* _Task to complete_: Quote the records that follow in full and exactly; leave out the pictures.
----- Data provided -----
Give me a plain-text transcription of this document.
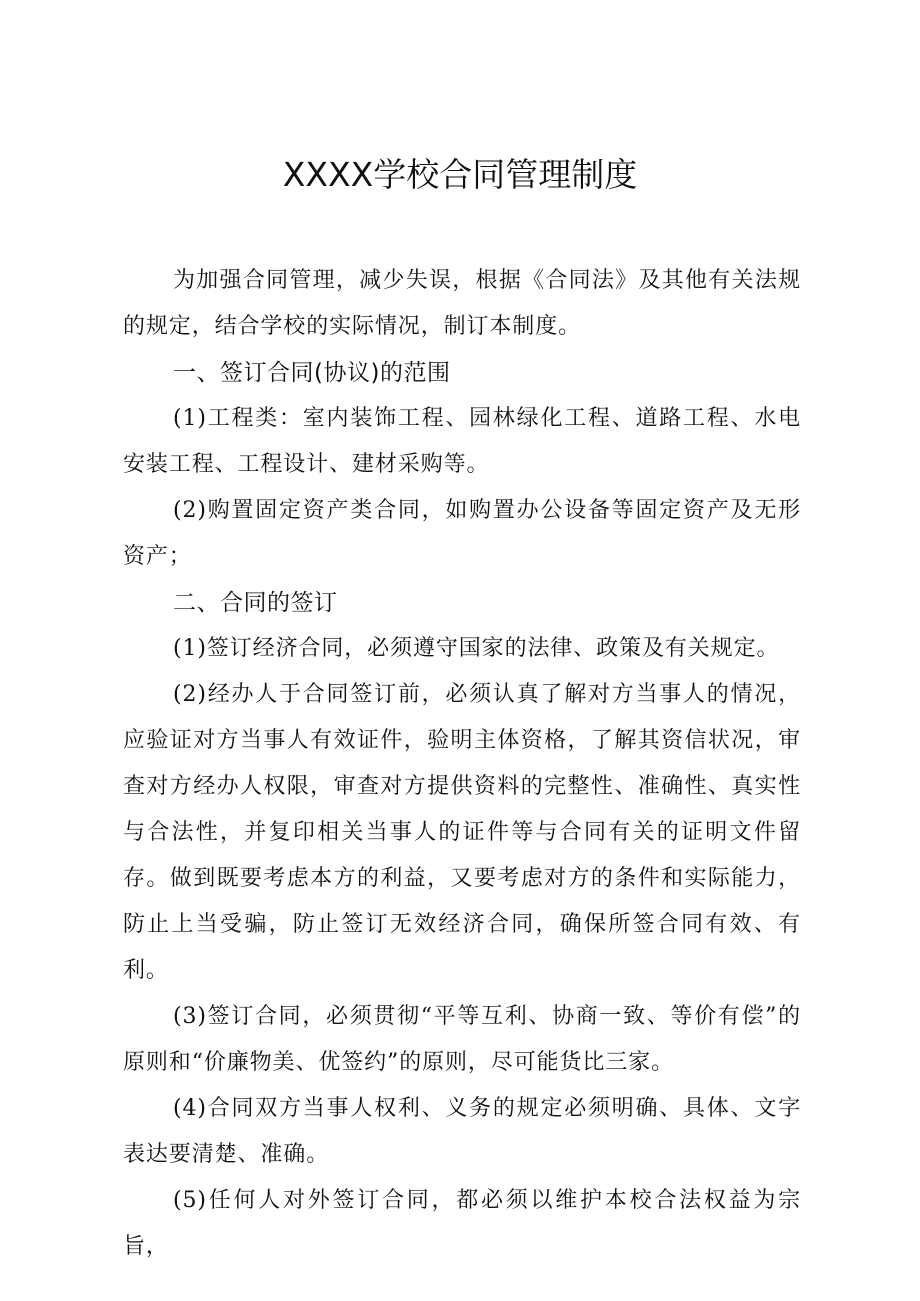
XXXX学校合同管理制度

为加强合同管理，减少失误，根据《合同法》及其他有关法规的规定，结合学校的实际情况，制订本制度。

一、签订合同(协议)的范围

(1)工程类：室内装饰工程、园林绿化工程、道路工程、水电安装工程、工程设计、建材采购等。

(2)购置固定资产类合同，如购置办公设备等固定资产及无形资产；

二、合同的签订

(1)签订经济合同，必须遵守国家的法律、政策及有关规定。

(2)经办人于合同签订前，必须认真了解对方当事人的情况，应验证对方当事人有效证件，验明主体资格，了解其资信状况，审查对方经办人权限，审查对方提供资料的完整性、准确性、真实性与合法性，并复印相关当事人的证件等与合同有关的证明文件留存。做到既要考虑本方的利益，又要考虑对方的条件和实际能力，防止上当受骗，防止签订无效经济合同，确保所签合同有效、有利。

(3)签订合同，必须贯彻“平等互利、协商一致、等价有偿”的原则和“价廉物美、优签约”的原则，尽可能货比三家。

(4)合同双方当事人权利、义务的规定必须明确、具体、文字表达要清楚、准确。

(5)任何人对外签订合同，都必须以维护本校合法权益为宗旨，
-----
* _Full solution_:
Give me a plain-text transcription of this document.
XXXX学校合同管理制度

为加强合同管理，减少失误，根据《合同法》及其他有关法规的规定，结合学校的实际情况，制订本制度。

一、签订合同(协议)的范围

(1)工程类：室内装饰工程、园林绿化工程、道路工程、水电安装工程、工程设计、建材采购等。

(2)购置固定资产类合同，如购置办公设备等固定资产及无形资产；

二、合同的签订

(1)签订经济合同，必须遵守国家的法律、政策及有关规定。

(2)经办人于合同签订前，必须认真了解对方当事人的情况，应验证对方当事人有效证件，验明主体资格，了解其资信状况，审查对方经办人权限，审查对方提供资料的完整性、准确性、真实性与合法性，并复印相关当事人的证件等与合同有关的证明文件留存。做到既要考虑本方的利益，又要考虑对方的条件和实际能力，防止上当受骗，防止签订无效经济合同，确保所签合同有效、有利。

(3)签订合同，必须贯彻“平等互利、协商一致、等价有偿”的原则和“价廉物美、优签约”的原则，尽可能货比三家。

(4)合同双方当事人权利、义务的规定必须明确、具体、文字表达要清楚、准确。

(5)任何人对外签订合同，都必须以维护本校合法权益为宗旨，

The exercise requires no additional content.